- [Raw records]:
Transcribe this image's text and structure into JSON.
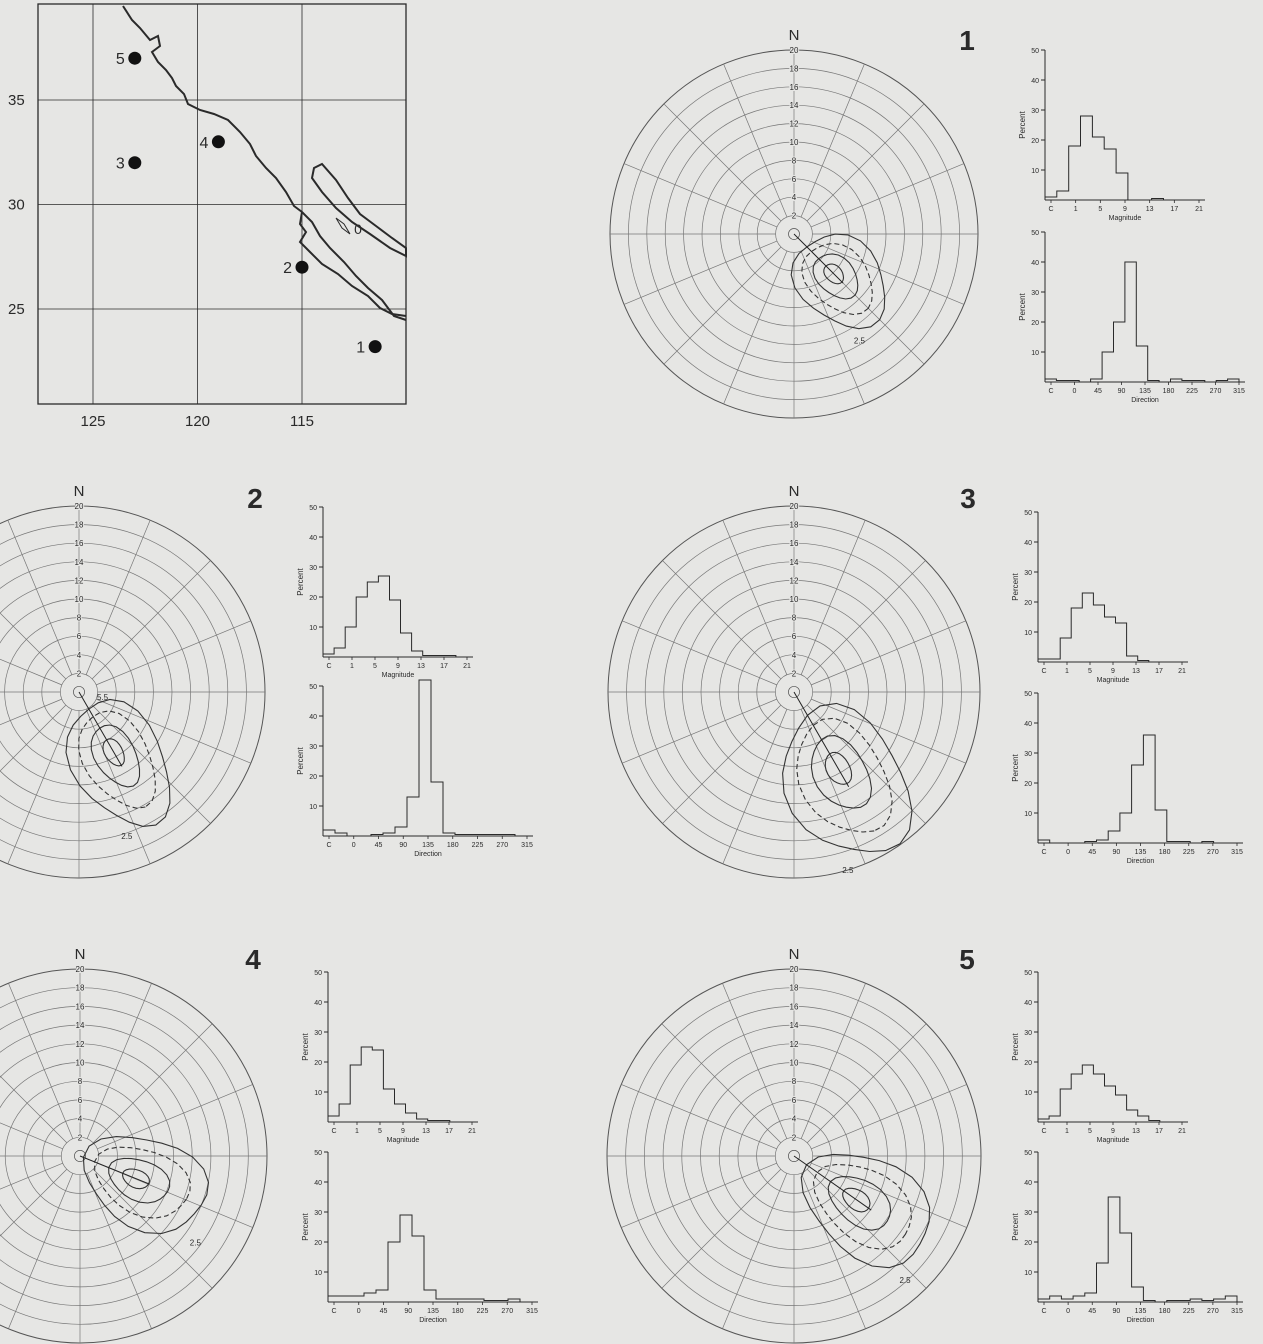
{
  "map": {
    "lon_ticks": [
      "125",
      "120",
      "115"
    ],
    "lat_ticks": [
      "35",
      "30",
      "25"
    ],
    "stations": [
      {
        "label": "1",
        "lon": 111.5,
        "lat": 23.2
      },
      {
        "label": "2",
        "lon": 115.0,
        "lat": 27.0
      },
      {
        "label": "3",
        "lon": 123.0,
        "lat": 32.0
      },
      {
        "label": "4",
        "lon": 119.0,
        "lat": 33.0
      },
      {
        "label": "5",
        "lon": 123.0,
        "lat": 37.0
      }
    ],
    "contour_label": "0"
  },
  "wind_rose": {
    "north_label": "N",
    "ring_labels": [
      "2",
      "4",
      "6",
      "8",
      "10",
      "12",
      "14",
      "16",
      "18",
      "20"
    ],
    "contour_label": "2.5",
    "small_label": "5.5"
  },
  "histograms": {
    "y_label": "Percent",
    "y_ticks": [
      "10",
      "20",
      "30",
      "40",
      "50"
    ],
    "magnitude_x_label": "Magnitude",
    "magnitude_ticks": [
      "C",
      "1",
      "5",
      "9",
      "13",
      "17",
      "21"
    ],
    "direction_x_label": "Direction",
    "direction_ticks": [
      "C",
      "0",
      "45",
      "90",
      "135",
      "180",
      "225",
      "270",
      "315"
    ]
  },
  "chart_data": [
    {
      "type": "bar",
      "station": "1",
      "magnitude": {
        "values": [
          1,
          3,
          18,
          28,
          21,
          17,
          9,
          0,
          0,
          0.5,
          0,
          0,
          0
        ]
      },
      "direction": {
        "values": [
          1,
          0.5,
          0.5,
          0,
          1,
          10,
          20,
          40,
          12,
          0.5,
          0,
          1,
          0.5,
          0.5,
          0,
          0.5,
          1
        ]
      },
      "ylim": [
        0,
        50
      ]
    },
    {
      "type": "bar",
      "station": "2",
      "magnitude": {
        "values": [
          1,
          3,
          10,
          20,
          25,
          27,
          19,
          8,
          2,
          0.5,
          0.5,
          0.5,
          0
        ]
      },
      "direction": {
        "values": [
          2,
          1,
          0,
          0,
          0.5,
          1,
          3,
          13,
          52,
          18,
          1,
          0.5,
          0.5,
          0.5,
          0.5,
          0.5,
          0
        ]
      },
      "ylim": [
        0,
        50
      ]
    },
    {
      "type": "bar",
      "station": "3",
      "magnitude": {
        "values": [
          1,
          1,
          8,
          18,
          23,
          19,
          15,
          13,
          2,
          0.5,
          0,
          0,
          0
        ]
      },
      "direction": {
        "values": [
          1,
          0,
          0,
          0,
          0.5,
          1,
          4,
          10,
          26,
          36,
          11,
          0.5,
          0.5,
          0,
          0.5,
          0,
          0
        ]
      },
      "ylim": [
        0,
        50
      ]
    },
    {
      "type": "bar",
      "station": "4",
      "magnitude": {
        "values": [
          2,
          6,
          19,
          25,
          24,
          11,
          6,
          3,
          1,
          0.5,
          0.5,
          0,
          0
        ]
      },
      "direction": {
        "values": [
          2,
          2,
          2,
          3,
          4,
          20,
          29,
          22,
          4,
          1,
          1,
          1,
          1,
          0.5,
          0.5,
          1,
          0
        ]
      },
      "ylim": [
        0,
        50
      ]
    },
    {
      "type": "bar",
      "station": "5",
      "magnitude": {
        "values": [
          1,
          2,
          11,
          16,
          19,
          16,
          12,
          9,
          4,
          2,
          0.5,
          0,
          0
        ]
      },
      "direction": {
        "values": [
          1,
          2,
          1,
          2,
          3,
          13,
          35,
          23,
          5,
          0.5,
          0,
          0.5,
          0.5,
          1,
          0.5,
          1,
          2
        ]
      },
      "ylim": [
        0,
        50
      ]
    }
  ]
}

- [Task objective]: Omit pictures; set down the rest of the material word for word.

- [Answer in full]:
Transcribe this image's text and structure into JSON.
{
  "map": {
    "lon_ticks": [
      "125",
      "120",
      "115"
    ],
    "lat_ticks": [
      "35",
      "30",
      "25"
    ],
    "stations": [
      {
        "label": "1",
        "lon": 111.5,
        "lat": 23.2
      },
      {
        "label": "2",
        "lon": 115.0,
        "lat": 27.0
      },
      {
        "label": "3",
        "lon": 123.0,
        "lat": 32.0
      },
      {
        "label": "4",
        "lon": 119.0,
        "lat": 33.0
      },
      {
        "label": "5",
        "lon": 123.0,
        "lat": 37.0
      }
    ],
    "contour_label": "0"
  },
  "wind_rose": {
    "north_label": "N",
    "ring_labels": [
      "2",
      "4",
      "6",
      "8",
      "10",
      "12",
      "14",
      "16",
      "18",
      "20"
    ],
    "contour_label": "2.5",
    "small_label": "5.5"
  },
  "histograms": {
    "y_label": "Percent",
    "y_ticks": [
      "10",
      "20",
      "30",
      "40",
      "50"
    ],
    "magnitude_x_label": "Magnitude",
    "magnitude_ticks": [
      "C",
      "1",
      "5",
      "9",
      "13",
      "17",
      "21"
    ],
    "direction_x_label": "Direction",
    "direction_ticks": [
      "C",
      "0",
      "45",
      "90",
      "135",
      "180",
      "225",
      "270",
      "315"
    ]
  },
  "chart_data": [
    {
      "type": "bar",
      "station": "1",
      "magnitude": {
        "values": [
          1,
          3,
          18,
          28,
          21,
          17,
          9,
          0,
          0,
          0.5,
          0,
          0,
          0
        ]
      },
      "direction": {
        "values": [
          1,
          0.5,
          0.5,
          0,
          1,
          10,
          20,
          40,
          12,
          0.5,
          0,
          1,
          0.5,
          0.5,
          0,
          0.5,
          1
        ]
      },
      "ylim": [
        0,
        50
      ]
    },
    {
      "type": "bar",
      "station": "2",
      "magnitude": {
        "values": [
          1,
          3,
          10,
          20,
          25,
          27,
          19,
          8,
          2,
          0.5,
          0.5,
          0.5,
          0
        ]
      },
      "direction": {
        "values": [
          2,
          1,
          0,
          0,
          0.5,
          1,
          3,
          13,
          52,
          18,
          1,
          0.5,
          0.5,
          0.5,
          0.5,
          0.5,
          0
        ]
      },
      "ylim": [
        0,
        50
      ]
    },
    {
      "type": "bar",
      "station": "3",
      "magnitude": {
        "values": [
          1,
          1,
          8,
          18,
          23,
          19,
          15,
          13,
          2,
          0.5,
          0,
          0,
          0
        ]
      },
      "direction": {
        "values": [
          1,
          0,
          0,
          0,
          0.5,
          1,
          4,
          10,
          26,
          36,
          11,
          0.5,
          0.5,
          0,
          0.5,
          0,
          0
        ]
      },
      "ylim": [
        0,
        50
      ]
    },
    {
      "type": "bar",
      "station": "4",
      "magnitude": {
        "values": [
          2,
          6,
          19,
          25,
          24,
          11,
          6,
          3,
          1,
          0.5,
          0.5,
          0,
          0
        ]
      },
      "direction": {
        "values": [
          2,
          2,
          2,
          3,
          4,
          20,
          29,
          22,
          4,
          1,
          1,
          1,
          1,
          0.5,
          0.5,
          1,
          0
        ]
      },
      "ylim": [
        0,
        50
      ]
    },
    {
      "type": "bar",
      "station": "5",
      "magnitude": {
        "values": [
          1,
          2,
          11,
          16,
          19,
          16,
          12,
          9,
          4,
          2,
          0.5,
          0,
          0
        ]
      },
      "direction": {
        "values": [
          1,
          2,
          1,
          2,
          3,
          13,
          35,
          23,
          5,
          0.5,
          0,
          0.5,
          0.5,
          1,
          0.5,
          1,
          2
        ]
      },
      "ylim": [
        0,
        50
      ]
    }
  ]
}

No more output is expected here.